◆ **Task to complete**
In the records that follow, show each line where the word "Websites" is present.

* BEGIN Records for this task *

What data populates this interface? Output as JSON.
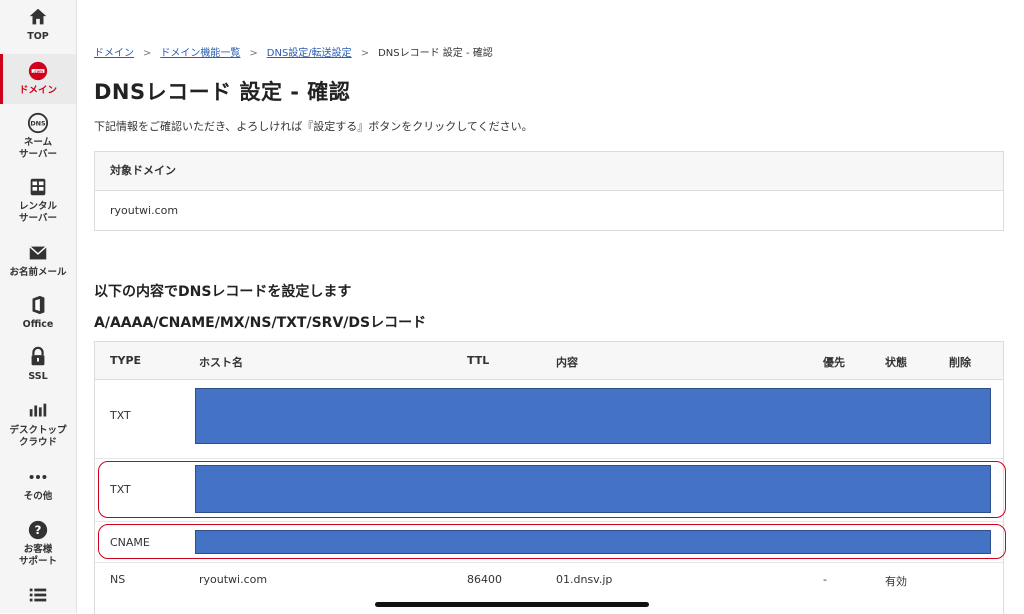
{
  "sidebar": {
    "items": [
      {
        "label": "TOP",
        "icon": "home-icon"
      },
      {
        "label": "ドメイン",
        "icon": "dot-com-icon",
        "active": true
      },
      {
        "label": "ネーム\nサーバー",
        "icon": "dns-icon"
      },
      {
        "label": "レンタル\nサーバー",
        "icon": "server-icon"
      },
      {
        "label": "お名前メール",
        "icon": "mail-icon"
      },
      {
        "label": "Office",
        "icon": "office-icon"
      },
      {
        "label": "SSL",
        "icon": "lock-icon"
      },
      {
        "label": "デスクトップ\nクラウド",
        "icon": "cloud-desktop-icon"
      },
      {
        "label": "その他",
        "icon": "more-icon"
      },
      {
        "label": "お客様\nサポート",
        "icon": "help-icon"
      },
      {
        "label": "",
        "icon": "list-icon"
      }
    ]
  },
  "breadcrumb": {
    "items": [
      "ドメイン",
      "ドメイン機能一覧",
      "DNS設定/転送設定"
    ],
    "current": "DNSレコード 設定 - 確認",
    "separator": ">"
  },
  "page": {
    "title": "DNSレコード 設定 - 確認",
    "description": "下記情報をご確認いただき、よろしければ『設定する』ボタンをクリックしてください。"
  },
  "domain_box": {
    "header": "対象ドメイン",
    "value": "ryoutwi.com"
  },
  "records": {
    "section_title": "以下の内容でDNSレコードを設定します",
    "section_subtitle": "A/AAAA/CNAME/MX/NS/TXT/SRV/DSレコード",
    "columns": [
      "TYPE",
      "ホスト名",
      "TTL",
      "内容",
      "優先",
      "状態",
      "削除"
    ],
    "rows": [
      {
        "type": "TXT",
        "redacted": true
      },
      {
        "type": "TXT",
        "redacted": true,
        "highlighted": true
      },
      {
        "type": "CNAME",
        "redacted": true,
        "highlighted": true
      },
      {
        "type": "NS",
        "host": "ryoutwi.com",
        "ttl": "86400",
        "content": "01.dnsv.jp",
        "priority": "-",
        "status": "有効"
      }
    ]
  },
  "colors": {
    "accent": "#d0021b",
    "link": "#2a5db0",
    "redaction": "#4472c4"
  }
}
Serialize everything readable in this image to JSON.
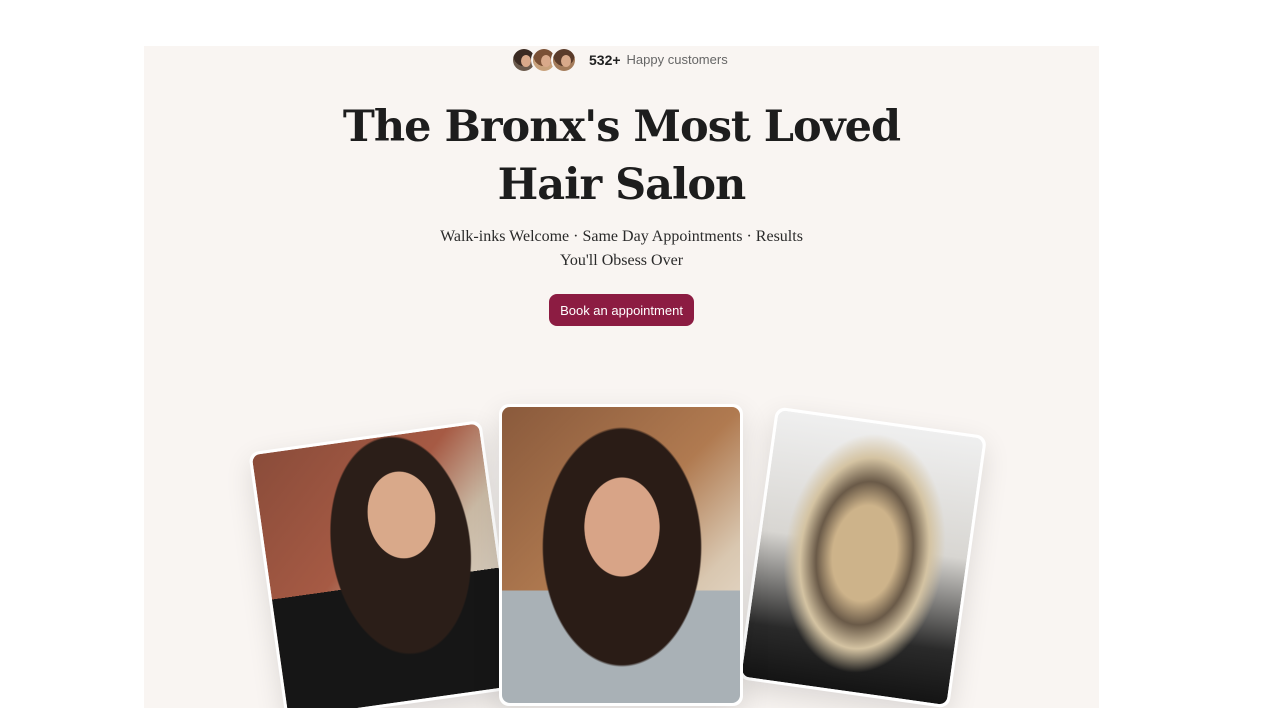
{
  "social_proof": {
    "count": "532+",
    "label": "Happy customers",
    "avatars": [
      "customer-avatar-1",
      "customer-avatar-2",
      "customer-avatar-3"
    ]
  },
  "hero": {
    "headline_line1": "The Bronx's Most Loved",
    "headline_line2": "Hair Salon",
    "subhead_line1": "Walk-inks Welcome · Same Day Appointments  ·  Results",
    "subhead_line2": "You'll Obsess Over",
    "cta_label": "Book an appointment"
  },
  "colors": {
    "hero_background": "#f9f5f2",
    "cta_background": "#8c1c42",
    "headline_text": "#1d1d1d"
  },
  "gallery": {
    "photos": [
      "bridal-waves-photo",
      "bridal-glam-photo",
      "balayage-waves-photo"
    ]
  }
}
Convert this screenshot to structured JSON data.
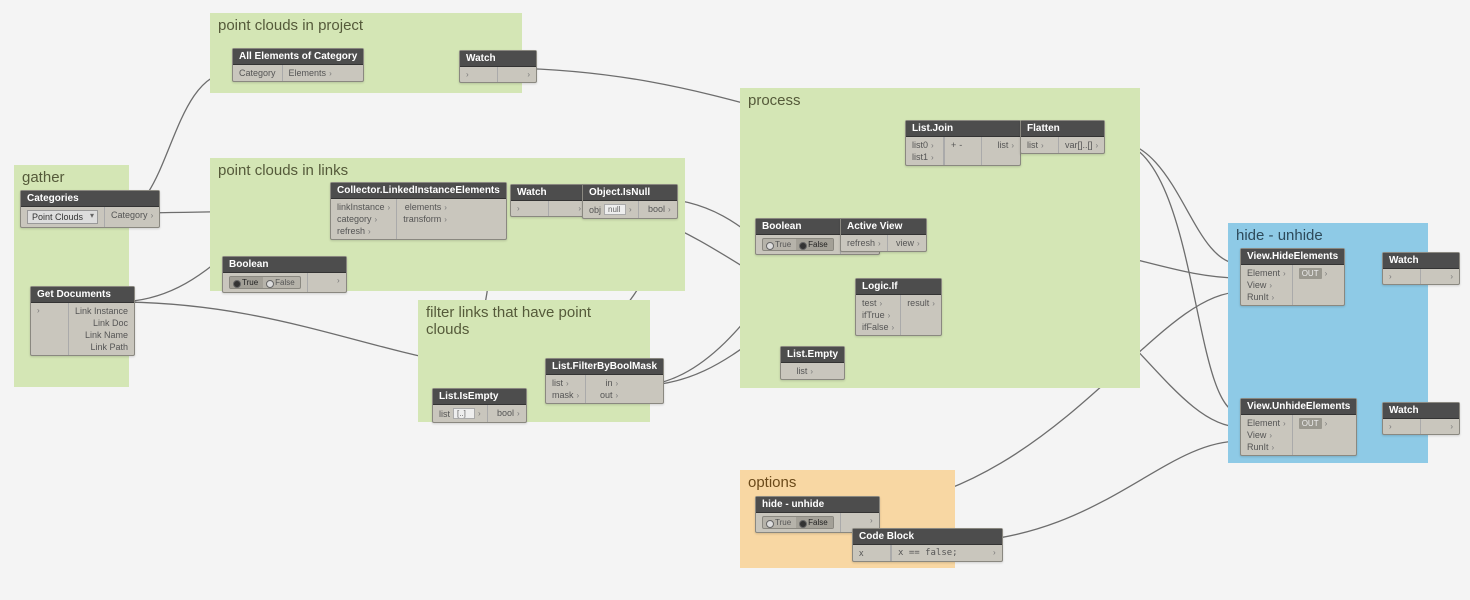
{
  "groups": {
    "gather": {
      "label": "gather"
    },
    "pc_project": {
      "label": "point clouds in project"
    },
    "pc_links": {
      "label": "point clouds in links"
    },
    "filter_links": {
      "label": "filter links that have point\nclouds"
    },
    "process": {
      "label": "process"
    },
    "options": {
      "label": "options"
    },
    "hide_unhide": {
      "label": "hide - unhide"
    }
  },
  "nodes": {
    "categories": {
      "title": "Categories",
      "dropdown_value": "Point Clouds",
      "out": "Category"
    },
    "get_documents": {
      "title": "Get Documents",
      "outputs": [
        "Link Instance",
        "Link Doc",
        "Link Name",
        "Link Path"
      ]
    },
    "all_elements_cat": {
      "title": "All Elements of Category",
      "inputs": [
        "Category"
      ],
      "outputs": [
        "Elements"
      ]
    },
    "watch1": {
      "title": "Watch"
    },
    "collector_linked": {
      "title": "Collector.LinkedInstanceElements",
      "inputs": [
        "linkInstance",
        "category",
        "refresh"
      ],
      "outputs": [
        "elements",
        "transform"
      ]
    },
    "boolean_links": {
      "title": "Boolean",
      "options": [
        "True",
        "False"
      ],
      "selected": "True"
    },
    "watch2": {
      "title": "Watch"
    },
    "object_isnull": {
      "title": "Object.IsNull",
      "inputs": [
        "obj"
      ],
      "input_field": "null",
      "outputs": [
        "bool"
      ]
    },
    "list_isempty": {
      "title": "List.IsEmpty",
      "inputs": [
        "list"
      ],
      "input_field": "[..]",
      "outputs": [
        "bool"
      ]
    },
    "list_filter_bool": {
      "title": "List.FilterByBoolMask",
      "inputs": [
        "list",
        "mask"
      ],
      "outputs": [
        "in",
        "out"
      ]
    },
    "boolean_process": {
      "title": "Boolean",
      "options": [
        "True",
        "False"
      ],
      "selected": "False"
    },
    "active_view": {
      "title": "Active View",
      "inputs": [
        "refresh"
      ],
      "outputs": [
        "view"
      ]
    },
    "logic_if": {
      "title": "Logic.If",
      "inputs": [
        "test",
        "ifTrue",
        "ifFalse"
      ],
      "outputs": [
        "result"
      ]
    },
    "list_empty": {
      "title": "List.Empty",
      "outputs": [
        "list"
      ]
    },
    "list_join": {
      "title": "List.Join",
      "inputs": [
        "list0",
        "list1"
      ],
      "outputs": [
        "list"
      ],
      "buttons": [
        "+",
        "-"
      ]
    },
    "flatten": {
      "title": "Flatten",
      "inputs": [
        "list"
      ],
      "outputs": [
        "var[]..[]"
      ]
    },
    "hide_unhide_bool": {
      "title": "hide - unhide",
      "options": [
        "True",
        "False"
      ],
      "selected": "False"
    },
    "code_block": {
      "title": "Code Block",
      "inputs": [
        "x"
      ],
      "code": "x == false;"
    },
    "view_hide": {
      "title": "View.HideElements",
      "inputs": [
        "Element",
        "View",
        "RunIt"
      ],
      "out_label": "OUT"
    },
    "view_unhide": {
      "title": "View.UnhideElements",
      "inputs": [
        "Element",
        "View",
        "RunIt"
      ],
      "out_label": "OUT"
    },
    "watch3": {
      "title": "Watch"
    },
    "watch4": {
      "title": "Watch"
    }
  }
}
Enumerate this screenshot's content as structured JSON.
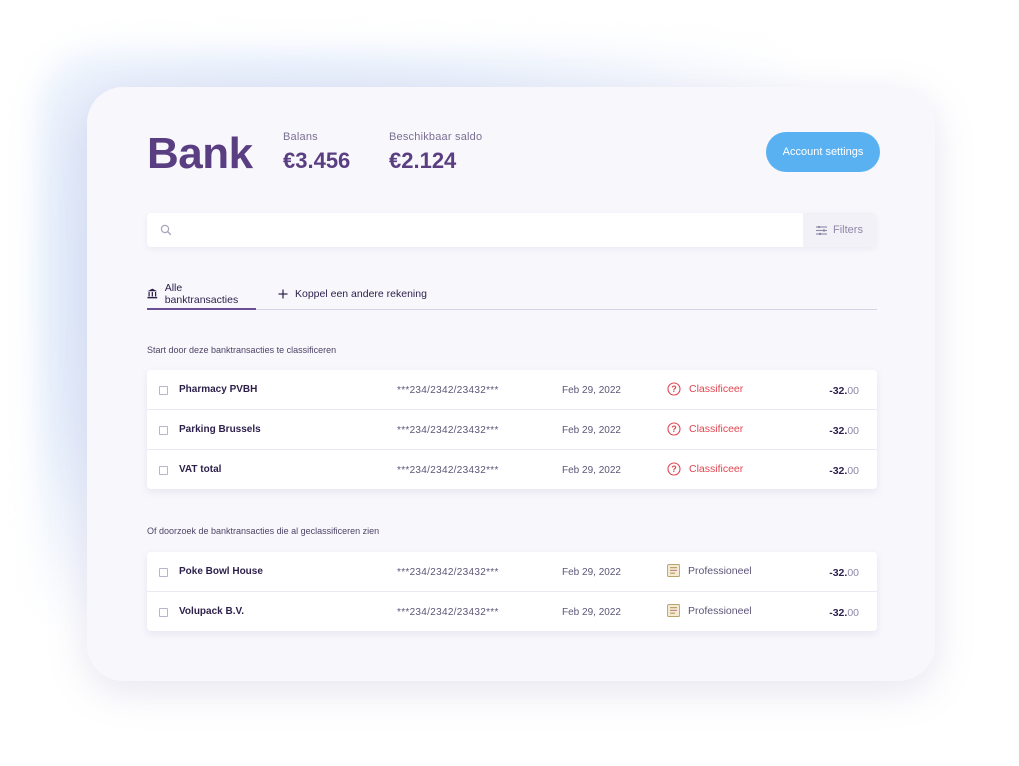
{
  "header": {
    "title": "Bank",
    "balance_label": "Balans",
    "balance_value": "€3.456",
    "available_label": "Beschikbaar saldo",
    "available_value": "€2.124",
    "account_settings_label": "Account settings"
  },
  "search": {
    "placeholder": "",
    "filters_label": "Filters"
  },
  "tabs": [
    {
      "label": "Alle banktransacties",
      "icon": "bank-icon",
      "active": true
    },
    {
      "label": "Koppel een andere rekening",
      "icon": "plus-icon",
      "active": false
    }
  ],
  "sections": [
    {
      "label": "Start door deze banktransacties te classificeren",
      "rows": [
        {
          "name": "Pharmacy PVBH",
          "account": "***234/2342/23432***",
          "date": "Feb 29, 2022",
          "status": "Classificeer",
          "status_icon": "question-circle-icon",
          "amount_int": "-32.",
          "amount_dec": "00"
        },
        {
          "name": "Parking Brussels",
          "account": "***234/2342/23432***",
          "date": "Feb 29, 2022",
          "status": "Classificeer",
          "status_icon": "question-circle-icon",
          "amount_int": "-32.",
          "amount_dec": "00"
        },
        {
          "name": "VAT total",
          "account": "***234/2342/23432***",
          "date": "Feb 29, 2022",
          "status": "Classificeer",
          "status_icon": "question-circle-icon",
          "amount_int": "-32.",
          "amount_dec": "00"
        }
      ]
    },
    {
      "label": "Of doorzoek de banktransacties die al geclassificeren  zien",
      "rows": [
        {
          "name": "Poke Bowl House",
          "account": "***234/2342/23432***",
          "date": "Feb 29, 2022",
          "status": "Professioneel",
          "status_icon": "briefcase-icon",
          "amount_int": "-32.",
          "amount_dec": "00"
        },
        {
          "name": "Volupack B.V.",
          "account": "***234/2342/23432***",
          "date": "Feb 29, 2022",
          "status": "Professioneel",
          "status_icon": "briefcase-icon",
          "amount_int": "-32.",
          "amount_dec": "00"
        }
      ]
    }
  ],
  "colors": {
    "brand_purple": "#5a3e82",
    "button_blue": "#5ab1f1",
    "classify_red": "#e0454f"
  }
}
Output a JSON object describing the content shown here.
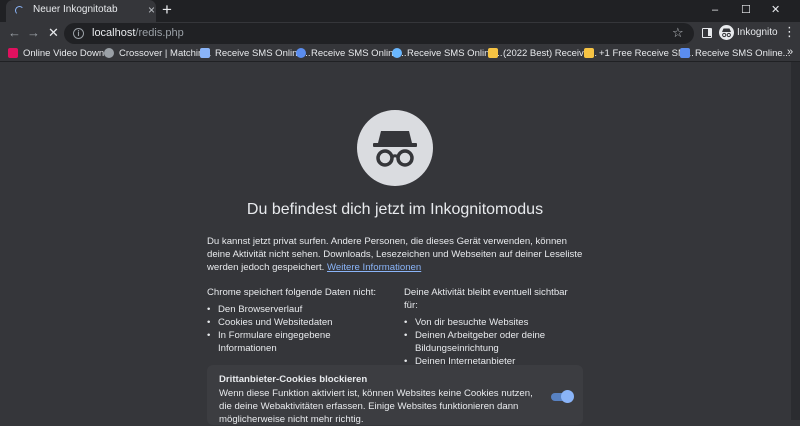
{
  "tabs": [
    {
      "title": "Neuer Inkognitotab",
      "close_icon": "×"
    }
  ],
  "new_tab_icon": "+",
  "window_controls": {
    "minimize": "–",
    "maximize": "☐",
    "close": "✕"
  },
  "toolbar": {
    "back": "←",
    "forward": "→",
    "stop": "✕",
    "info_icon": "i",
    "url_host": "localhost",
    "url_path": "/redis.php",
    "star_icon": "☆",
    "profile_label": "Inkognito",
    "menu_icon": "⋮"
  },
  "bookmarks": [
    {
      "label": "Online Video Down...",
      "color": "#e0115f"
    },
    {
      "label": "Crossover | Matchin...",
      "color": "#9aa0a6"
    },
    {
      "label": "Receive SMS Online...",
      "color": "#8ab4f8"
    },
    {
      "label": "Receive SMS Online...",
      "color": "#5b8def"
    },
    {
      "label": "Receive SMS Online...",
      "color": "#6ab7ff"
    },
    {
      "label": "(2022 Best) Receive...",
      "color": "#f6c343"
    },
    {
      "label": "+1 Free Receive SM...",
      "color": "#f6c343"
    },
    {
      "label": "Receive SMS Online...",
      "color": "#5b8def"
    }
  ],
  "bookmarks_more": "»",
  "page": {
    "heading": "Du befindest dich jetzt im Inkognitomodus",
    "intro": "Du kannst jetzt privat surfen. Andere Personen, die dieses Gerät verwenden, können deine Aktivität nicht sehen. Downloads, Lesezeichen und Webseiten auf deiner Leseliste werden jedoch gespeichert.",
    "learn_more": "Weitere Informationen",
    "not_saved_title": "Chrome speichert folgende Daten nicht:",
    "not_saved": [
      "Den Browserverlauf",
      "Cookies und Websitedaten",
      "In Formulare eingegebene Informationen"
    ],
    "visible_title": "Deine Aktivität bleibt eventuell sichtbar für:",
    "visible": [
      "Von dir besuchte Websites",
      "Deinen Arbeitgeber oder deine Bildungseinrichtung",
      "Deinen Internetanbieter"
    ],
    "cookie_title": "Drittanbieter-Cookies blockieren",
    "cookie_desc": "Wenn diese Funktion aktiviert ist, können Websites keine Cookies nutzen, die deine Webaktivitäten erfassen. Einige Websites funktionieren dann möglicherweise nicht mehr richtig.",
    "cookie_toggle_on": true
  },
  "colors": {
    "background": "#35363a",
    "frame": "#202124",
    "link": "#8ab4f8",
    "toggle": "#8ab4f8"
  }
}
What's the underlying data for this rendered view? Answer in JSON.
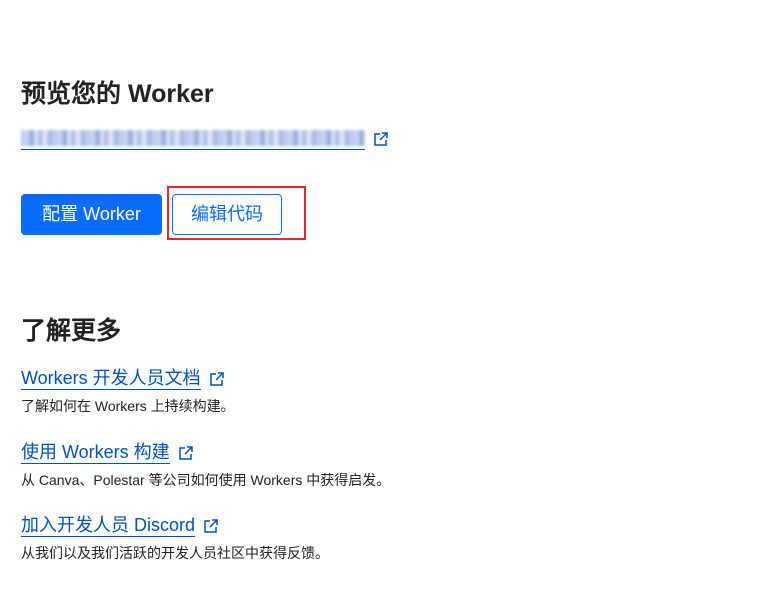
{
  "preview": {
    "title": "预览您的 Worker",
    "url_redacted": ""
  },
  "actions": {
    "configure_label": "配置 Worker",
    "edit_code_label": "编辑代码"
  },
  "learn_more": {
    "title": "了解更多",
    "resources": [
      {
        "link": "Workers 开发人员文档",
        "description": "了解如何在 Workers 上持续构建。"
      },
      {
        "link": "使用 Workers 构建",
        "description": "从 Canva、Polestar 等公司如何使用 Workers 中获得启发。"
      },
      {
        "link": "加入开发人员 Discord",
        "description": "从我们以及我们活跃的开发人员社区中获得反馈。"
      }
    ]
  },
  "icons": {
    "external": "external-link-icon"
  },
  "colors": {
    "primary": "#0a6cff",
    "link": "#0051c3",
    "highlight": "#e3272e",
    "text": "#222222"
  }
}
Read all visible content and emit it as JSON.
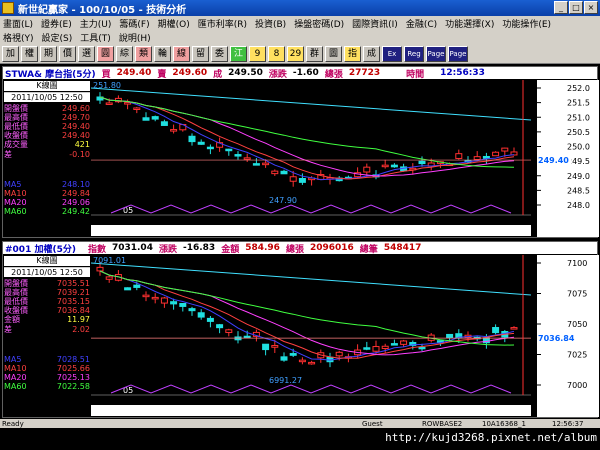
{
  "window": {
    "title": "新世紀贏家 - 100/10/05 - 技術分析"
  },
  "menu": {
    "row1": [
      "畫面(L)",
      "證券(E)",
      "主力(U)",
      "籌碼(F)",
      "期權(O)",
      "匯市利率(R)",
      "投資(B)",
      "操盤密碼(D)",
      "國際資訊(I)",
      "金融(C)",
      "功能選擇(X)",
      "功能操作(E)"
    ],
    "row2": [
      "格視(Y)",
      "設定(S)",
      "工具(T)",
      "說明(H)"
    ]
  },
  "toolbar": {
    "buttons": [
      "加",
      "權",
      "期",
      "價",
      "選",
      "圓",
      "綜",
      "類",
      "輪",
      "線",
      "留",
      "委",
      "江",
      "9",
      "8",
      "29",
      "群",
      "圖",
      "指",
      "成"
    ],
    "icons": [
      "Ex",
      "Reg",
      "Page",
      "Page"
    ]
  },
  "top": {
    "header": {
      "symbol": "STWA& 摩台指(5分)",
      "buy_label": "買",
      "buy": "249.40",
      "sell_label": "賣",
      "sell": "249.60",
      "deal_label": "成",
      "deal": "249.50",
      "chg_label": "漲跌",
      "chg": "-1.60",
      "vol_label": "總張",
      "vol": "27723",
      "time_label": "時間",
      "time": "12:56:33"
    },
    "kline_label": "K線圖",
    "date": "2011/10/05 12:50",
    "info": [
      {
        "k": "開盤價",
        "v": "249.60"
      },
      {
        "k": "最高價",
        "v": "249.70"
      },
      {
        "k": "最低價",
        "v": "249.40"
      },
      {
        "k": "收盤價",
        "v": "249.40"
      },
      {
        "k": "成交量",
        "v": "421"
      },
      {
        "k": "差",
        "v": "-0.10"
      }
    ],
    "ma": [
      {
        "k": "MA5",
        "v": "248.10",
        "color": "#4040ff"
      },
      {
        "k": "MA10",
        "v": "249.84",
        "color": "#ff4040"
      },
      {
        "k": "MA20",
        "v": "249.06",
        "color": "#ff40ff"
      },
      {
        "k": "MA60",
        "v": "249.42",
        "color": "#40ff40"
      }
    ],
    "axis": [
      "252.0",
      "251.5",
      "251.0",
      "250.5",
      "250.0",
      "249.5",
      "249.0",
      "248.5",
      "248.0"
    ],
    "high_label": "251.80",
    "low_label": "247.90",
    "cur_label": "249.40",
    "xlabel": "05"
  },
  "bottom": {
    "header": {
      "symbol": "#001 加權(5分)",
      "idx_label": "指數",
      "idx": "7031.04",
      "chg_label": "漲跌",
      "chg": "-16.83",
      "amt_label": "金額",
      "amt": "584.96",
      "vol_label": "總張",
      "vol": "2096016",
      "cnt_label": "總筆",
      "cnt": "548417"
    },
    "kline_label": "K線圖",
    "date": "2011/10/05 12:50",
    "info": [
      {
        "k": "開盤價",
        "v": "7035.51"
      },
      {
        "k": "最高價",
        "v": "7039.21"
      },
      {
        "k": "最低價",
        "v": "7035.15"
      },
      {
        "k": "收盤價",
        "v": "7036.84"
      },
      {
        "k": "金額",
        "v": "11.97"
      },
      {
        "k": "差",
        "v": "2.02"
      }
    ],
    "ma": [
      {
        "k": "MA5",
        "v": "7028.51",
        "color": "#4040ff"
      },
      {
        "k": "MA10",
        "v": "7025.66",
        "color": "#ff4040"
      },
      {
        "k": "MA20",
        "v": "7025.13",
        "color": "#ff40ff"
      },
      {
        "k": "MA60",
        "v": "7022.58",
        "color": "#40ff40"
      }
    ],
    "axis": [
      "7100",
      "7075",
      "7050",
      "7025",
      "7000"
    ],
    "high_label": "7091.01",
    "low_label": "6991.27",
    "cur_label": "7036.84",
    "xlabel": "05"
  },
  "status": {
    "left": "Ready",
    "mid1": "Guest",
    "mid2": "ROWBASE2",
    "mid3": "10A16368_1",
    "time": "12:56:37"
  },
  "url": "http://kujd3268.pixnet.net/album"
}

* END Records for this task *

◆ **Result of the task**
      "Von dir besuchte Websites",
    "cookie_desc": "Wenn diese Funktion aktiviert ist, können Websites keine Cookies nutzen, die deine Webaktivitäten erfassen. Einige Websites funktionieren dann möglicherweise nicht mehr richtig.",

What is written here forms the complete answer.